— START OF Given records —

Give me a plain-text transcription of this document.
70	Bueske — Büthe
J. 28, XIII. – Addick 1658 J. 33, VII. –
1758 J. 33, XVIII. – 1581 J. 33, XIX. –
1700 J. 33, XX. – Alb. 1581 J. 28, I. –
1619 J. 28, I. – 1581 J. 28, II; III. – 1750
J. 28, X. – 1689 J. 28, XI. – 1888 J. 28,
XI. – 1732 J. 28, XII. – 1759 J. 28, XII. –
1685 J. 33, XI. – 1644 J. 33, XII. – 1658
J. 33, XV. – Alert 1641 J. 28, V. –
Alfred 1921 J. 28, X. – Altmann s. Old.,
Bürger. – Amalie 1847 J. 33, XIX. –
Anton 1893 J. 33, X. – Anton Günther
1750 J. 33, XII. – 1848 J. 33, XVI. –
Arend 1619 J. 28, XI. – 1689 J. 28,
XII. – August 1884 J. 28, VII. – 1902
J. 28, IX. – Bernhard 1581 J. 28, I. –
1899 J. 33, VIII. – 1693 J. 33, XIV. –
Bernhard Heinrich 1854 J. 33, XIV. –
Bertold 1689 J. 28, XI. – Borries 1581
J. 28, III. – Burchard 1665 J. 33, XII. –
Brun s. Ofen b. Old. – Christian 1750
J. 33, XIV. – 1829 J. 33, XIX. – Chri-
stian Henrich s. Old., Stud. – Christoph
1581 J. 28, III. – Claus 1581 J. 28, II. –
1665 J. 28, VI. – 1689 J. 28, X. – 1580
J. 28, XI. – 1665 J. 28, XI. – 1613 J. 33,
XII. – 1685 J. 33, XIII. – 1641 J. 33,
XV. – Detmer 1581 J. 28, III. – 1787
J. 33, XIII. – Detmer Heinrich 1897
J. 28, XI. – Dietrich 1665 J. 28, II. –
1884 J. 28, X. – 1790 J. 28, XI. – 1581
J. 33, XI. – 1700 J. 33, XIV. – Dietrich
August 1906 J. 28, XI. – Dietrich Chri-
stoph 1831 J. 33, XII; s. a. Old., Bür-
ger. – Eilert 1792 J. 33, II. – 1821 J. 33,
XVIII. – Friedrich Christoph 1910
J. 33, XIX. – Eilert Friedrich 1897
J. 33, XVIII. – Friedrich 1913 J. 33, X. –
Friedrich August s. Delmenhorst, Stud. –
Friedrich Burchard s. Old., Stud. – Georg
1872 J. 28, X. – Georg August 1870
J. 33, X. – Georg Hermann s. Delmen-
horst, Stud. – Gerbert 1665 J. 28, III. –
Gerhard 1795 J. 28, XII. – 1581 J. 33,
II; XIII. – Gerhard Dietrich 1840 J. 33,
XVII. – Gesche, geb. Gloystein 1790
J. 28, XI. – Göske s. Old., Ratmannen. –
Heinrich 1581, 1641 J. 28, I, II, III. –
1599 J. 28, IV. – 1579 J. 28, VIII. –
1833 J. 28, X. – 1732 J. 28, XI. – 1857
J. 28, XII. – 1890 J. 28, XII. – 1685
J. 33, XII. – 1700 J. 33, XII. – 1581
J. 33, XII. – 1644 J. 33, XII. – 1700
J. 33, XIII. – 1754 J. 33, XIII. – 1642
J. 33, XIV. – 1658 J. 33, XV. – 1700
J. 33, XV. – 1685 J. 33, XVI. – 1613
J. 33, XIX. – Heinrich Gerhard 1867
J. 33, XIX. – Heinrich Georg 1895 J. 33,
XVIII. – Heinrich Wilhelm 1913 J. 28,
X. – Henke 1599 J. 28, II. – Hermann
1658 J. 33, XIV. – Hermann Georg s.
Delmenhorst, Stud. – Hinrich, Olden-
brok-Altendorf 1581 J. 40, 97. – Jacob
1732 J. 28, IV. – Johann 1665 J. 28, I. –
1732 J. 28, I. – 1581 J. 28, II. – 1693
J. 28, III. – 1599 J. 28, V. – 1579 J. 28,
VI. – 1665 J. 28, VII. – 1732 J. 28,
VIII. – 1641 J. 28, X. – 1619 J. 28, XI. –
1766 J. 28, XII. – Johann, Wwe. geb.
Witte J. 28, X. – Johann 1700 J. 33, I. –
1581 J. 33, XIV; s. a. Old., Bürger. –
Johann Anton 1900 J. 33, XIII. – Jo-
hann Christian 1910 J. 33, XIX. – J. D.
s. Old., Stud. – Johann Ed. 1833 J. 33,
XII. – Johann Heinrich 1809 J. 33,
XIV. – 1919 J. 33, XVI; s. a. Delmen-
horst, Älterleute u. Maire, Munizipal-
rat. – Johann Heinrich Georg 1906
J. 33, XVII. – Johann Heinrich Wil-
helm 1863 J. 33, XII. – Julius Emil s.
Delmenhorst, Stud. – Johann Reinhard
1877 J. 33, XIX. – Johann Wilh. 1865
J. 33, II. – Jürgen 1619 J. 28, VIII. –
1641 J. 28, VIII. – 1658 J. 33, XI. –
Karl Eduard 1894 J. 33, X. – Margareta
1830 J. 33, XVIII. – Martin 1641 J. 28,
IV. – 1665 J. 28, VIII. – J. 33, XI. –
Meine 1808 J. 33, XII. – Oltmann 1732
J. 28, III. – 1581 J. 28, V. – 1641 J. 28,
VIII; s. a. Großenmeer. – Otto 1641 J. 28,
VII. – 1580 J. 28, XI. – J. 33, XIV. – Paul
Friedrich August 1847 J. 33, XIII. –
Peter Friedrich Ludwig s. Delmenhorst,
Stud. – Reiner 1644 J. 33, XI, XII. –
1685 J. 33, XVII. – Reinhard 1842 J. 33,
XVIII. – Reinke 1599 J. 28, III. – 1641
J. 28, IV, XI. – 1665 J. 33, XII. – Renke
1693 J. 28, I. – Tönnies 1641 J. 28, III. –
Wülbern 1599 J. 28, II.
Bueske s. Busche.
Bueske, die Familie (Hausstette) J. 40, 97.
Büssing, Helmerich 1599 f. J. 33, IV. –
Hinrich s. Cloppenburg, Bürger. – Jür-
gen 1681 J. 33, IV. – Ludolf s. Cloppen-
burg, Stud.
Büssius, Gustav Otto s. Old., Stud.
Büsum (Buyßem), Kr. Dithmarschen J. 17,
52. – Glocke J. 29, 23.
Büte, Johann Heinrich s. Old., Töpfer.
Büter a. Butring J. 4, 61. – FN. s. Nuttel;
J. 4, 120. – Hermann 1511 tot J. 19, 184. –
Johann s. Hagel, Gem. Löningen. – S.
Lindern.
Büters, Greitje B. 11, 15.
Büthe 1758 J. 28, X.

— END OF Given records —

▶ _Required work_: Count every line above that holds the word "Reinhard", and state the number and nothing more.

▶ _Full answer_: 2